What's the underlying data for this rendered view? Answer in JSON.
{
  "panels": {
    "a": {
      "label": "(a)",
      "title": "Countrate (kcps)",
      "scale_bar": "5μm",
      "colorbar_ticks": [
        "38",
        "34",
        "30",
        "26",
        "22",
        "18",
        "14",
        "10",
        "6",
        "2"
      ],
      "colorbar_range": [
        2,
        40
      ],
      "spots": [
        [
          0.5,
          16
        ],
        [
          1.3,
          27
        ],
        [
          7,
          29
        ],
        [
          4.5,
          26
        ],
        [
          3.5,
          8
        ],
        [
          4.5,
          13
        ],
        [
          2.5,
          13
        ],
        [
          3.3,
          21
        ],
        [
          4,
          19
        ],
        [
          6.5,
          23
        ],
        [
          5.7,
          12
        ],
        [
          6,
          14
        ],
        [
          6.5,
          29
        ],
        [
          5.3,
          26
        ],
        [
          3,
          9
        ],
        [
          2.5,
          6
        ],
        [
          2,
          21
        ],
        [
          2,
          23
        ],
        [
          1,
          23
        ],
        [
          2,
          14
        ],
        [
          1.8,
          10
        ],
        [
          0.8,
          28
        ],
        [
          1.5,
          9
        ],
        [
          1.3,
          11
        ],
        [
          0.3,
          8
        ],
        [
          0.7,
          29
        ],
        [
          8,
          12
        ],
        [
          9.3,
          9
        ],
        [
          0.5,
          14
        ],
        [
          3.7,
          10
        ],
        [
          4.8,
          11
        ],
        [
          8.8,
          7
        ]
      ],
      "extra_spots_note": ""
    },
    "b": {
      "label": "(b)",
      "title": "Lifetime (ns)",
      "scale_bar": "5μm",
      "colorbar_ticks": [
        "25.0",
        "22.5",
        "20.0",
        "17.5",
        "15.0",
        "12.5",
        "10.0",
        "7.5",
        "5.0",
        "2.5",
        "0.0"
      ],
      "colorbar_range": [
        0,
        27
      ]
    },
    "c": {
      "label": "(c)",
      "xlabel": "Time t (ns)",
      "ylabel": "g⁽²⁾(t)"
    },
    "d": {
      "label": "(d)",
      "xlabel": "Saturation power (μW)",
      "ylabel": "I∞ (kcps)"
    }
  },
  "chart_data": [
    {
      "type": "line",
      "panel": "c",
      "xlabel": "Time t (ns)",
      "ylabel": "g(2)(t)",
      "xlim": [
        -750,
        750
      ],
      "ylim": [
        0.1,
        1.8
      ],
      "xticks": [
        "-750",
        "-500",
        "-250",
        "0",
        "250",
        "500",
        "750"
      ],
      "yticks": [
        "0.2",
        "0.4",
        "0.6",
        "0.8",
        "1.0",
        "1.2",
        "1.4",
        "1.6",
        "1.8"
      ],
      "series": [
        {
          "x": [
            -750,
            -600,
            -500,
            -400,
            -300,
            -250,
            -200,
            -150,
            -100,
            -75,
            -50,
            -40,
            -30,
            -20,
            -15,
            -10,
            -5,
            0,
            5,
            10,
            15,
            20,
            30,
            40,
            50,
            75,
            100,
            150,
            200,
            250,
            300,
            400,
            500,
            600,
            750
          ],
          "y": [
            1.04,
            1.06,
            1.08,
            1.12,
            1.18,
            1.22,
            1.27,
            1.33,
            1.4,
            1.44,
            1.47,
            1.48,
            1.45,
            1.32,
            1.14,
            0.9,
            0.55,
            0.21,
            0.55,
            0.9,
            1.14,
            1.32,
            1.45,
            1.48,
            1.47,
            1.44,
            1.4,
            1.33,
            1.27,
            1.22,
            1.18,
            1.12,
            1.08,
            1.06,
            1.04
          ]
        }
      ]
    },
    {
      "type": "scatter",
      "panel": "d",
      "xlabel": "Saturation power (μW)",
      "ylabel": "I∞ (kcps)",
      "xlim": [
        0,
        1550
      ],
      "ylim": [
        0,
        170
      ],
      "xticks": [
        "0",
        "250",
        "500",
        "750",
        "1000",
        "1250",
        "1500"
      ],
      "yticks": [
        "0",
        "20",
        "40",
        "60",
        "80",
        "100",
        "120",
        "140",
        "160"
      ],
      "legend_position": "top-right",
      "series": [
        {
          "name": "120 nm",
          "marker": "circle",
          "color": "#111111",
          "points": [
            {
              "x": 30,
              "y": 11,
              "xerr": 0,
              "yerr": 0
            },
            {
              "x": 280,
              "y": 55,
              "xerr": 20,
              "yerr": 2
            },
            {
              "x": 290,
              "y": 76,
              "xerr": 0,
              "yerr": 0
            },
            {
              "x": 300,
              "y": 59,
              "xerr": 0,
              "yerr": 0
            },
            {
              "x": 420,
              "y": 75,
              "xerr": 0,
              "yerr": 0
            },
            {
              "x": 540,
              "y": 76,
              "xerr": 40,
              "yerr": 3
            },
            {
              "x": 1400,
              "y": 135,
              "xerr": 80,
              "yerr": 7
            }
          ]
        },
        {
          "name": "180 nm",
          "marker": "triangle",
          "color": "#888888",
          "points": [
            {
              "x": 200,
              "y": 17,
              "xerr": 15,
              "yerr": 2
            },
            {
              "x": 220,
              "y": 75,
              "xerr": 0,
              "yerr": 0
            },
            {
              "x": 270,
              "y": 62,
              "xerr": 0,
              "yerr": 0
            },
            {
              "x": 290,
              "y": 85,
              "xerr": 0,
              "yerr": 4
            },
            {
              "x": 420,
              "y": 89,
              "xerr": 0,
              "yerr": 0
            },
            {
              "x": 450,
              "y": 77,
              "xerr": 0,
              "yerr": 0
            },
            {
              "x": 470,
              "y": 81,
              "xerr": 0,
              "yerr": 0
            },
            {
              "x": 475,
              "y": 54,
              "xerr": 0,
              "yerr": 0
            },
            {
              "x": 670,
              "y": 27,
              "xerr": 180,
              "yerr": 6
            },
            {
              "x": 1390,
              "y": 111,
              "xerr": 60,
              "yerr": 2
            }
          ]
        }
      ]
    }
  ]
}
---
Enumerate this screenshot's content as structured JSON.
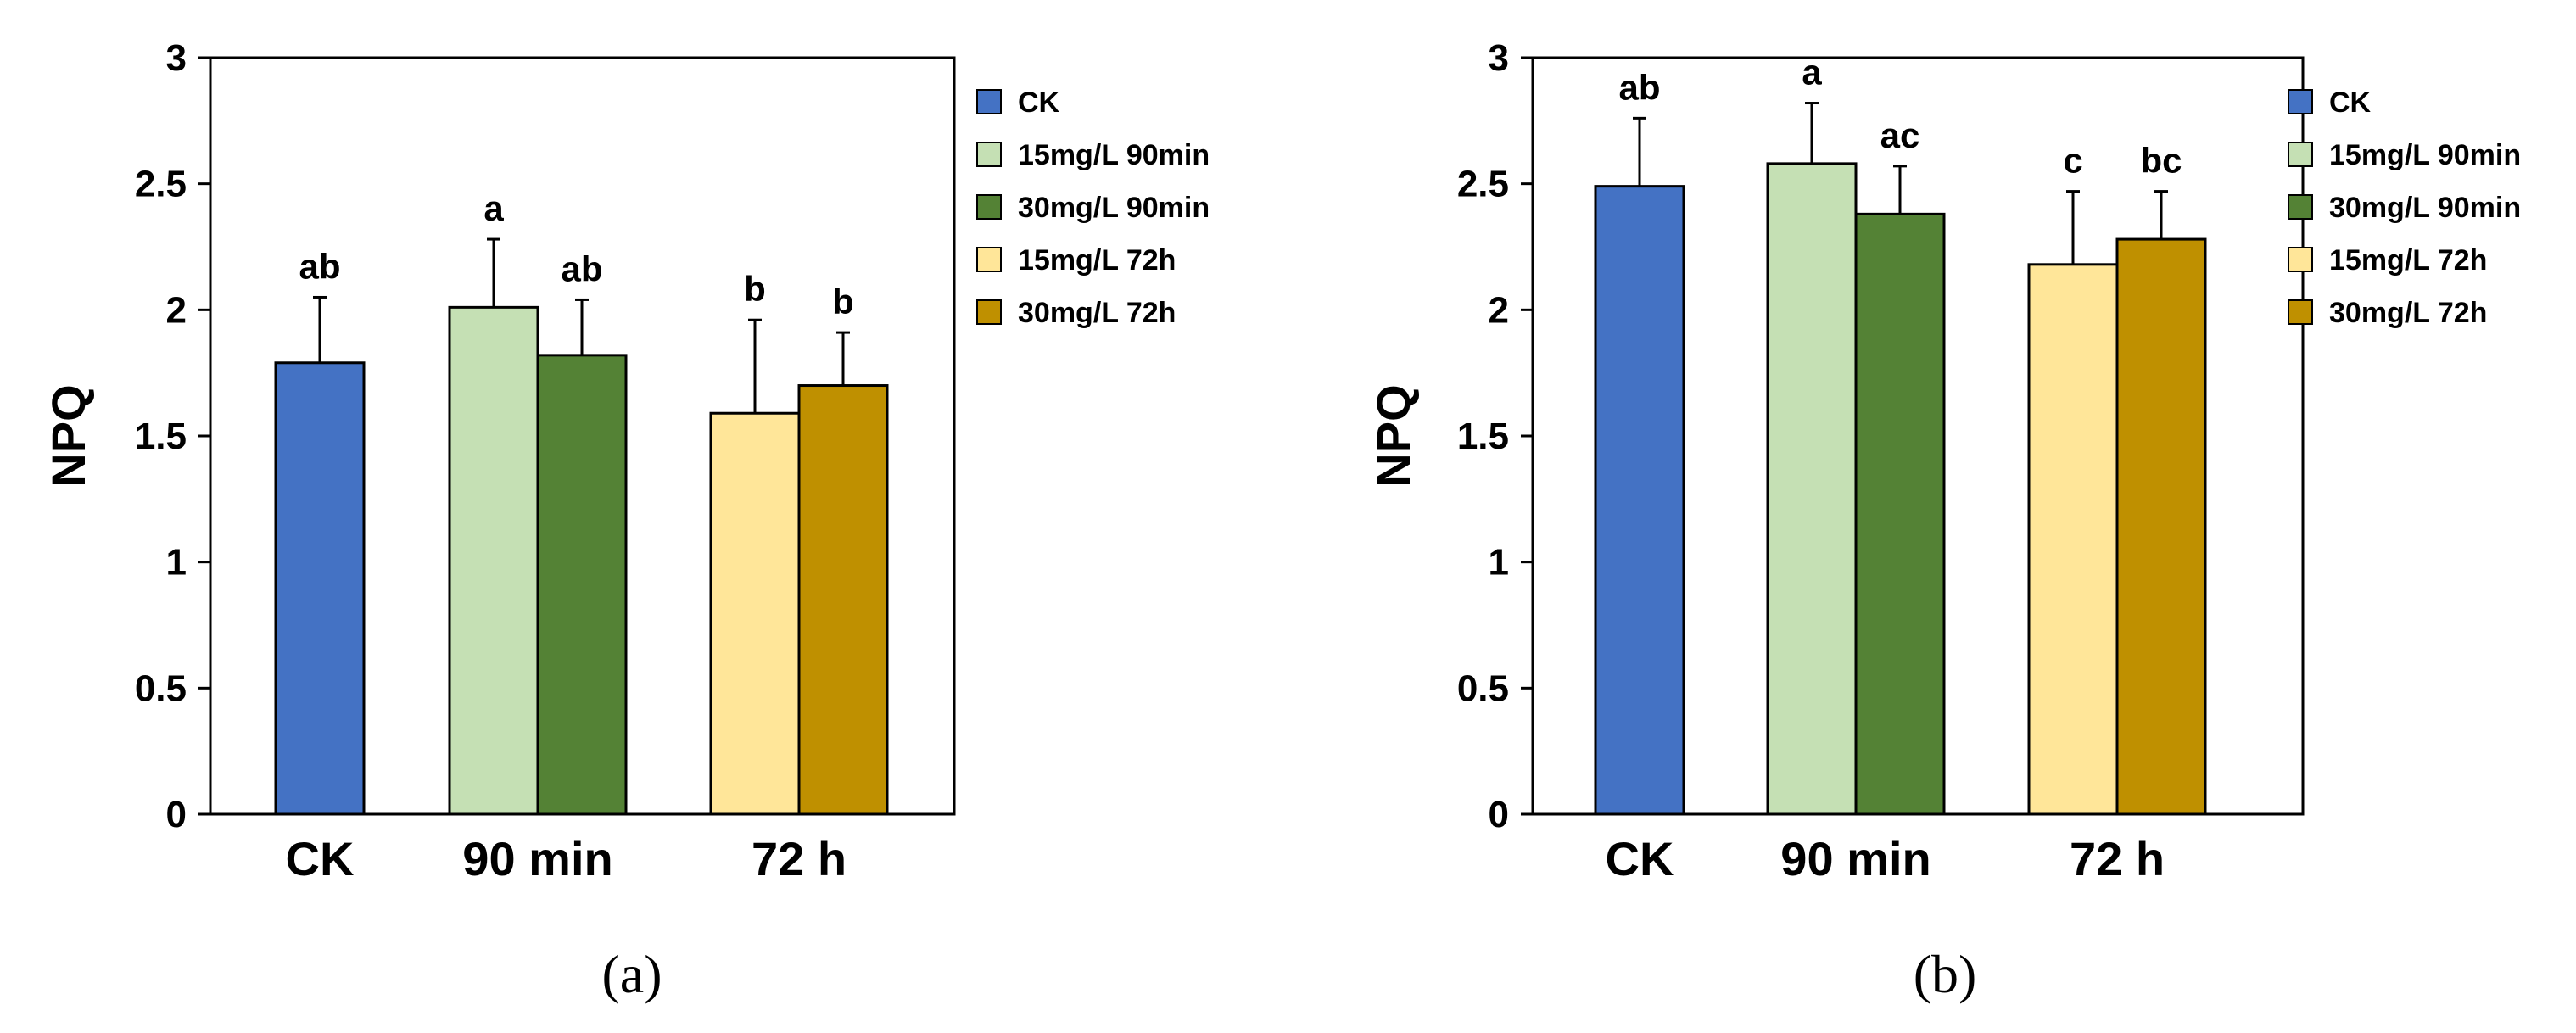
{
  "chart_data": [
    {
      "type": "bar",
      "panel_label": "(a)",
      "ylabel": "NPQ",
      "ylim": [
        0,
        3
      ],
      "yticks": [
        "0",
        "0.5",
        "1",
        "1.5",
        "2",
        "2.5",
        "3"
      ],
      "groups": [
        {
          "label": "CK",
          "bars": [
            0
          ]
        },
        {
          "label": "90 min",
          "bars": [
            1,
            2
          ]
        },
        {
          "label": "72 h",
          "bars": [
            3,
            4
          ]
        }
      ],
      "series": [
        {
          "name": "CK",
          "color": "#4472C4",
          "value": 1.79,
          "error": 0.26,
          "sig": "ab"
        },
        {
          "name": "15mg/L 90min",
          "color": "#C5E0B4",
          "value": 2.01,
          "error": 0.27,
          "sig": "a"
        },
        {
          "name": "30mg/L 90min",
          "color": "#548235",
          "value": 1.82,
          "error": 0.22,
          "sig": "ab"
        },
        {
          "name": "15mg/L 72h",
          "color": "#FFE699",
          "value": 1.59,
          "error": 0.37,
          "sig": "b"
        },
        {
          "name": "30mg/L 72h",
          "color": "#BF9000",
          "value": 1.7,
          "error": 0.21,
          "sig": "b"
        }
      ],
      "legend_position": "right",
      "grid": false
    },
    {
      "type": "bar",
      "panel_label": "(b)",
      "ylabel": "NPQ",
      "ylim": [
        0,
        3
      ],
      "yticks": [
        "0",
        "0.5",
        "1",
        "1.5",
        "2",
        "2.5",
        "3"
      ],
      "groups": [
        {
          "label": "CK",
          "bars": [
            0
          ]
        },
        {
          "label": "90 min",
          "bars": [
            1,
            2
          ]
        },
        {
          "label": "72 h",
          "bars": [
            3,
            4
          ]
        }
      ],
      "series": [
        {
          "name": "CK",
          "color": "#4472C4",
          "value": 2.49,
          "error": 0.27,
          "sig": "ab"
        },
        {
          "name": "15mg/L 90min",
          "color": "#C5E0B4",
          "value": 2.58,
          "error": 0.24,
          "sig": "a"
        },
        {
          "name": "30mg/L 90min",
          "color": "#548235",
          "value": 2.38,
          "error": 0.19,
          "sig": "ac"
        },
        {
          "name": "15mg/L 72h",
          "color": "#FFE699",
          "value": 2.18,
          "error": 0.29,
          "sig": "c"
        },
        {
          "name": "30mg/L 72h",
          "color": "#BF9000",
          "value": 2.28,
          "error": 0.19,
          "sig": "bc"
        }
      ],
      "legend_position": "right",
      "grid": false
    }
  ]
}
==
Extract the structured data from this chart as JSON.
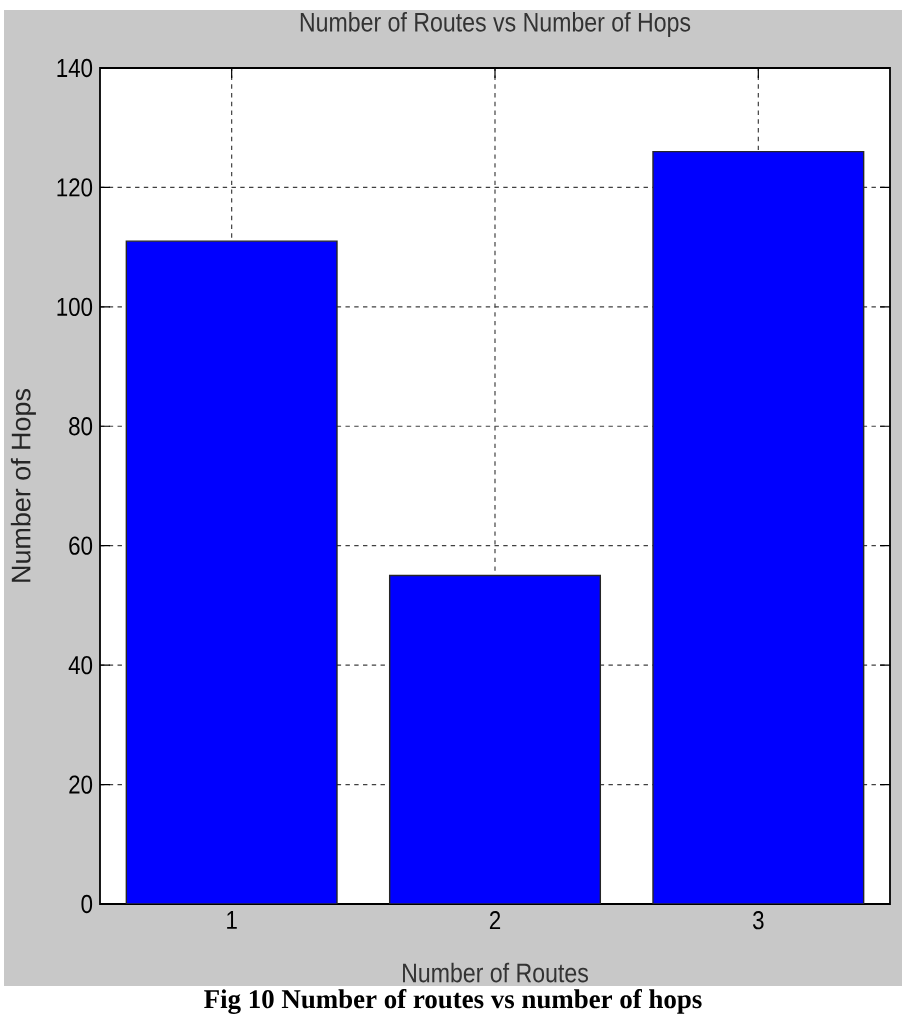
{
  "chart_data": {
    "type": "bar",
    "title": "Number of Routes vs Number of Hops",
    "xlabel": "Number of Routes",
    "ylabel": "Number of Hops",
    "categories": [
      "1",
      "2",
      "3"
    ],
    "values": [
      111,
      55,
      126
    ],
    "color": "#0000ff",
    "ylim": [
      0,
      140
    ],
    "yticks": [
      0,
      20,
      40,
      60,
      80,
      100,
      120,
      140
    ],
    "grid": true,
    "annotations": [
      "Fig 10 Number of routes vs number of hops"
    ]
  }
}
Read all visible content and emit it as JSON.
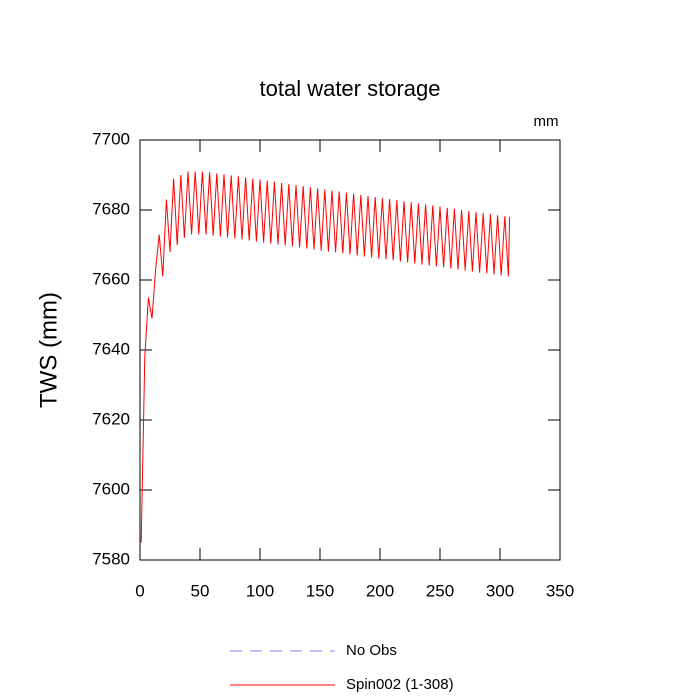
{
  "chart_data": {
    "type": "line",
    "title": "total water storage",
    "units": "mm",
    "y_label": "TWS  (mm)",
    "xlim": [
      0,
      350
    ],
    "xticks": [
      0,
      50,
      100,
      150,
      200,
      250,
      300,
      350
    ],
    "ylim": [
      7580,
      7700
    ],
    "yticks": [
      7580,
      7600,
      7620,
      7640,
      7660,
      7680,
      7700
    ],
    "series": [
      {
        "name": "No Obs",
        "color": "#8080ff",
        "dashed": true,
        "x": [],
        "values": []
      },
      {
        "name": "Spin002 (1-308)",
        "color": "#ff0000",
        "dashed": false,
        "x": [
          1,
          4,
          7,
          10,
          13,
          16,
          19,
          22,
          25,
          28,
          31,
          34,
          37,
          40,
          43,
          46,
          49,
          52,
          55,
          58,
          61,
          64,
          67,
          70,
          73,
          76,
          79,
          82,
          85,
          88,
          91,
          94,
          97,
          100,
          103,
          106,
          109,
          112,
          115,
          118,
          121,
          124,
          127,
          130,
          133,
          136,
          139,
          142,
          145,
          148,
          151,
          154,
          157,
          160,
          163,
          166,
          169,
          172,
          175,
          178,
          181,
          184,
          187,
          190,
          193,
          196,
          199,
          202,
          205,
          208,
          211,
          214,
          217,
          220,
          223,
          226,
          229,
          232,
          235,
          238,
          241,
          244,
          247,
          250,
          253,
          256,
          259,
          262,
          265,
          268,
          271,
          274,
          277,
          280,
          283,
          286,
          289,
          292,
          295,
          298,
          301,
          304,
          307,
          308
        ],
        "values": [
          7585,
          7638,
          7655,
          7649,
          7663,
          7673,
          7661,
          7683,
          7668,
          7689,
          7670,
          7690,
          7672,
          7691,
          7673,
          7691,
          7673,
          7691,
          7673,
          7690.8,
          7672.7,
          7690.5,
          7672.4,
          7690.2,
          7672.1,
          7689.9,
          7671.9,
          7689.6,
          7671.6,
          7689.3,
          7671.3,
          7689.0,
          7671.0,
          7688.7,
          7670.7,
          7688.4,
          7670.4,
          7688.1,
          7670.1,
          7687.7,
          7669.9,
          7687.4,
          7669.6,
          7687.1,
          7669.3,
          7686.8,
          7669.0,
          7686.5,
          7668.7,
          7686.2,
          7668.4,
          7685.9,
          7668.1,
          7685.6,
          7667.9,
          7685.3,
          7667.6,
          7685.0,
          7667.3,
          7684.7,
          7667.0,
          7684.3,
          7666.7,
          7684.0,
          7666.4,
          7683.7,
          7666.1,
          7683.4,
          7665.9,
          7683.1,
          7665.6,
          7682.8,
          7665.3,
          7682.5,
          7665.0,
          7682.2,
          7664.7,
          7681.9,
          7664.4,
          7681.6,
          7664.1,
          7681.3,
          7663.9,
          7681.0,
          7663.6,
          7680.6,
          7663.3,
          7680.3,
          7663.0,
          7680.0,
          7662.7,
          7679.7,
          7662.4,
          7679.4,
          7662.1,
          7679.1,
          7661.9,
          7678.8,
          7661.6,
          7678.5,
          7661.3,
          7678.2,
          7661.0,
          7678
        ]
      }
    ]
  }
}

*WORK REQUIRED*:
List all lines above in which the string "this" appears.

*TASK OUTPUT*:
What's the underlying data for this rendered view? Answer in JSON.
Enumerate this screenshot's content as structured JSON.
Extract the structured data from this chart as JSON.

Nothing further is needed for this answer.